▶ [Comprueba tu comprensión]:
1. En la nota sobre Piero Corvetto, explica en una o dos oraciones por qué el juez no dictó la detención preliminar que pedía la Fiscalía.
2. Según la nota sobre Piero Corvetto, ¿cuántos inmuebles relacionados con los investigados fueron allanados?
3. Continúa la nota sobre el allanamiento a Piero Corvetto a partir de su última oración.

▶ [Texto de origen]:

..............................

El exjefe de la Oficina de Procesos Electorales (ONPE), Piero Corvetto, se salvó de ir a prisión preliminar como pedía la Fiscalía, pero su vivienda ubicada en Miraflores fue allanada ayer, en una diligencia que comenzó antes que amanezca y tenía como objetivo la incautación de laptops, celulares y documentos.
El juez de investigación preparatoria Manuel Chuyo rechazó dictar detención preliminar contra Corvetto porque considera que no hay peligro de obstaculización o fuga.
La Fiscalía y la Dirección Contra la Corrupción (Dircocor) de la Policía Nacional realizaron la diligencia por las fallas reportadas durante las elecciones del 12 de abril. A Corvetto se le investiga por dos delitos: colusión agravada y omisión de funciones.
En la investigación también están incluidos Juan Antonio Phang, suspendido subgerente de Producción Electoral de la ONPE; José Samamé Blas, exgerente de Gestión Electoral, y Juan Charles Alvarado, gerente general de Servicios Generales Galaga, empresa encargada de la distribución del material electoral.
En total, 12 inmuebles relacionados a los investigados fueron allanados, entre ellos el almacén de Galaga en Lurín. También los predios relacionados con Lilia Flores Banco, Juan Charles Alvarado Pfuyo e Hilda Elizabeth Otoya Alvarado, todos bajo la sospecha de colusión.

..............................

▶ [Datos registrados]:
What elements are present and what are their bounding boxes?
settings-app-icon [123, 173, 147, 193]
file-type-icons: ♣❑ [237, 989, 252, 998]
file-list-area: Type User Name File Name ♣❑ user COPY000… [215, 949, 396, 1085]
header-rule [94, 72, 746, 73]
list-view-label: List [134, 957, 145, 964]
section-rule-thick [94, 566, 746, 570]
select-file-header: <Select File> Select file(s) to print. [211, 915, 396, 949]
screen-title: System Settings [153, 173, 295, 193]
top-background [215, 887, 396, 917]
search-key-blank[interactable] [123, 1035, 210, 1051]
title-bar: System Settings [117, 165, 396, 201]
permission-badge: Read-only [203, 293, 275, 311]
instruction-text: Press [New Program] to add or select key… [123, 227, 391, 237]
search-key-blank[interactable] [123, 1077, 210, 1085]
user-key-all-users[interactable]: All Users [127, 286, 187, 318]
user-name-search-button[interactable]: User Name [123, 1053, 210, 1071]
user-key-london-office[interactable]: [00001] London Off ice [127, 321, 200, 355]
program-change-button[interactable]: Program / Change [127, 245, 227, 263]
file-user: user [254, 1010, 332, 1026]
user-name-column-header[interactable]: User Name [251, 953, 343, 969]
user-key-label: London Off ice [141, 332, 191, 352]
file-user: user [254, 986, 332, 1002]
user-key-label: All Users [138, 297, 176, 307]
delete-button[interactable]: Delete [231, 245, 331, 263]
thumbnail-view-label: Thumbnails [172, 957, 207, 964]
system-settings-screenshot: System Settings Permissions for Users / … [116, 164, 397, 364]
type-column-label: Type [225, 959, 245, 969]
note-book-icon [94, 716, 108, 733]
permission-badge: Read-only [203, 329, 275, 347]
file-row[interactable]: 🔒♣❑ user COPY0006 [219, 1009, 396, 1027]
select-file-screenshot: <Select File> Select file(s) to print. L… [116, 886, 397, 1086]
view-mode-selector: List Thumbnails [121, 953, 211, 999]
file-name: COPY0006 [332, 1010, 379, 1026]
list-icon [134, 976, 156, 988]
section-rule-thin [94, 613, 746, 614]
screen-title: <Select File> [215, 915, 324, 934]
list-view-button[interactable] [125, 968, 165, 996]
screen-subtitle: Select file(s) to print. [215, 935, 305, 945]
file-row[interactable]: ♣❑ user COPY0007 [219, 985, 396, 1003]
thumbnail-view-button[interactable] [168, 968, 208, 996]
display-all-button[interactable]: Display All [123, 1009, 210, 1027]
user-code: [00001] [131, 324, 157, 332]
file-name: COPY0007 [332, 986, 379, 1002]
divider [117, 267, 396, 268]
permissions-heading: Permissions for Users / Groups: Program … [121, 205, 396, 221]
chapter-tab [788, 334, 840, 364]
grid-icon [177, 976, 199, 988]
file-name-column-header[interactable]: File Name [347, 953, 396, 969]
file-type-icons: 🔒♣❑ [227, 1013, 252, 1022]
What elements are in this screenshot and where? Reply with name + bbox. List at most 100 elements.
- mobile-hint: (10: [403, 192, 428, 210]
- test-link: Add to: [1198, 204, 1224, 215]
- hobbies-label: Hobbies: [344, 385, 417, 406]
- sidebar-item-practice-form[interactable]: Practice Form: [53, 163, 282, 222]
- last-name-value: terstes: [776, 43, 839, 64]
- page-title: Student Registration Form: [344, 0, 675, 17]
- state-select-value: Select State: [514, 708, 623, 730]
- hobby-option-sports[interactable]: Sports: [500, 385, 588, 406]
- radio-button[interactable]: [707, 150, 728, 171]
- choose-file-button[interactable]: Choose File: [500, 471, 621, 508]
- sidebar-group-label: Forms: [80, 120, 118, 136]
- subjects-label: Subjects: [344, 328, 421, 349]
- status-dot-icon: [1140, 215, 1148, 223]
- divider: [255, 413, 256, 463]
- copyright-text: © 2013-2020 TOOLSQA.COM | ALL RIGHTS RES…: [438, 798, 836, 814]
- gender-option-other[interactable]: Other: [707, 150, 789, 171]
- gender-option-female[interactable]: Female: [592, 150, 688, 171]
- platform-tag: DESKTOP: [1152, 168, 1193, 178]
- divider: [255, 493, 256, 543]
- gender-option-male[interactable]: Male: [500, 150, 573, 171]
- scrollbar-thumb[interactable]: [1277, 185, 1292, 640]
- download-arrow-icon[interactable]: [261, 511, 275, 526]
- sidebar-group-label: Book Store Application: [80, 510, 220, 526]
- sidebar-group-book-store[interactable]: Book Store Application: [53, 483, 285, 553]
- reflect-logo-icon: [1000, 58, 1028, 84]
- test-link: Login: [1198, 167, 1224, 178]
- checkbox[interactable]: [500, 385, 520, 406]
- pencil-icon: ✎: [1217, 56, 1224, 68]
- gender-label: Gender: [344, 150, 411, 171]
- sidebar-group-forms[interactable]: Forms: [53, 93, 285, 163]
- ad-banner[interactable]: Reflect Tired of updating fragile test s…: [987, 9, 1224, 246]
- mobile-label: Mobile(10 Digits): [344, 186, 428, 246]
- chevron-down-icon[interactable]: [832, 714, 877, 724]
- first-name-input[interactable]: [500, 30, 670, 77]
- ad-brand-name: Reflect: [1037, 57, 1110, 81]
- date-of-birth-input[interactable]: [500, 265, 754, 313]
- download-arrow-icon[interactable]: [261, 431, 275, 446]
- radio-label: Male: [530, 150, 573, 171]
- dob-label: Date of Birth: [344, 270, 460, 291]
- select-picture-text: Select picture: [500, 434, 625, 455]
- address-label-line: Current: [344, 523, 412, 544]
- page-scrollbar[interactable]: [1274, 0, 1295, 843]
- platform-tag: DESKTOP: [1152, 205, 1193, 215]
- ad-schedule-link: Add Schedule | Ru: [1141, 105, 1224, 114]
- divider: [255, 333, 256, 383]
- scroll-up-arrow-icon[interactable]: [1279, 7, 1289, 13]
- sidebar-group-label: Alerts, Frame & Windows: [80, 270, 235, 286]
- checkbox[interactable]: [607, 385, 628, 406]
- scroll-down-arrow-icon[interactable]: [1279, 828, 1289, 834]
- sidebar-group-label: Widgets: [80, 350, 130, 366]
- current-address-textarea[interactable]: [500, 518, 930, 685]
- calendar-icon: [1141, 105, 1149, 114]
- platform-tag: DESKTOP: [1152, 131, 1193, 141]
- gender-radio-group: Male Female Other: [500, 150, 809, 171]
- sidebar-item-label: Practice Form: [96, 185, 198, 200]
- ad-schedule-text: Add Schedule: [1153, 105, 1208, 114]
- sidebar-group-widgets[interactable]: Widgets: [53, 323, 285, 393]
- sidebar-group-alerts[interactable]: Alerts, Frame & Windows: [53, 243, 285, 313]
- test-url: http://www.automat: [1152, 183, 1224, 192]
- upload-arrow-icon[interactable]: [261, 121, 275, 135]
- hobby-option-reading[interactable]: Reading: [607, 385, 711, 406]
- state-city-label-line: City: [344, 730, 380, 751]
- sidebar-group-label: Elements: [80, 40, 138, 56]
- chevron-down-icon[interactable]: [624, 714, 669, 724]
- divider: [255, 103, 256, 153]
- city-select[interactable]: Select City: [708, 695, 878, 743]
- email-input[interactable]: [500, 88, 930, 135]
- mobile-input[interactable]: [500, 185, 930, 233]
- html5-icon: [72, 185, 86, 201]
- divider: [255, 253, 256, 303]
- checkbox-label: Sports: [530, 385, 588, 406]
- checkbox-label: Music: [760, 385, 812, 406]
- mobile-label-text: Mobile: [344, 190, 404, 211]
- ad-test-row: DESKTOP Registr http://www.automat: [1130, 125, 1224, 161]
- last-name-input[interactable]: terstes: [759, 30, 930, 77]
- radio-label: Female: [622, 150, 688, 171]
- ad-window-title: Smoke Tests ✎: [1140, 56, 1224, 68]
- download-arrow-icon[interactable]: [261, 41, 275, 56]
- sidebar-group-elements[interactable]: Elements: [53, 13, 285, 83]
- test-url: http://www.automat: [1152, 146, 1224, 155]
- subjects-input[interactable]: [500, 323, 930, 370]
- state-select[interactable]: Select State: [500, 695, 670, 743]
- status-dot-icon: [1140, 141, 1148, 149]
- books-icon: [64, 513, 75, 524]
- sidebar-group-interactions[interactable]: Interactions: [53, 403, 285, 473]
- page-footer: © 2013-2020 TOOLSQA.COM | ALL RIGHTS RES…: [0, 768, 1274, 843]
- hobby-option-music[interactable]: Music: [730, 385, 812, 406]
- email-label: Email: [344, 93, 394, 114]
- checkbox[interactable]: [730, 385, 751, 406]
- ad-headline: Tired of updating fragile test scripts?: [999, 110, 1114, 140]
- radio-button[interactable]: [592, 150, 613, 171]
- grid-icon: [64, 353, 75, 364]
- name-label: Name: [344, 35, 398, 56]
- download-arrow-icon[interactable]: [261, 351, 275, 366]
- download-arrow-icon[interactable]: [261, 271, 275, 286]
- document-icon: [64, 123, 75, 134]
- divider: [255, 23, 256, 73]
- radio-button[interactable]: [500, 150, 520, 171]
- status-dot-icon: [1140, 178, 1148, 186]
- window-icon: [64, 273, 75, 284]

..............................

▶ [Respuestas]:
1. El juez Manuel Chuyo rechazó la detención preliminar contra Corvetto porque considera que no hay peligro de obstaculización o fuga.

2. En total, fueron allanados 12 inmuebles.

3.
Tesis fiscal
El objetivo principal de la diligencia era la incautación de elementos que permitan corroborar la tesis fiscal sobre un presunto acuerdo ilícito para defraudar al Estado.
Según la tesis del fiscal Raúl Martínez, Samamé flexibilizó los términos para que la empresa Galaga termine ganando la buena pro. La Fiscalía también sostiene que Corvetto designó a Samamé, sin que presuntamente tenga la experiencia.
Asimismo, para el fiscal, Corvetto “concertó con el proveedor Juan Alvarado Pfuyo, gerente general de la empresa Galaga”.
Respecto al delito de omisión de funciones, se señala que Corvetto no aseguró que más de 50 mil electores votaran el 12 de abril por la no instalación de sus mesas de sufragio.
Por las puras
“La mayor parte de los elementos probatorios ya deben haber sido ocultados, declaró el abogado penalista Vladimir Padilla, al calificar los allanamientos como “una crónica de un fracaso anunciado”. “Es muy difícil que la Policía halle información útil”, dijo por su parte el abogado Carlos Caro.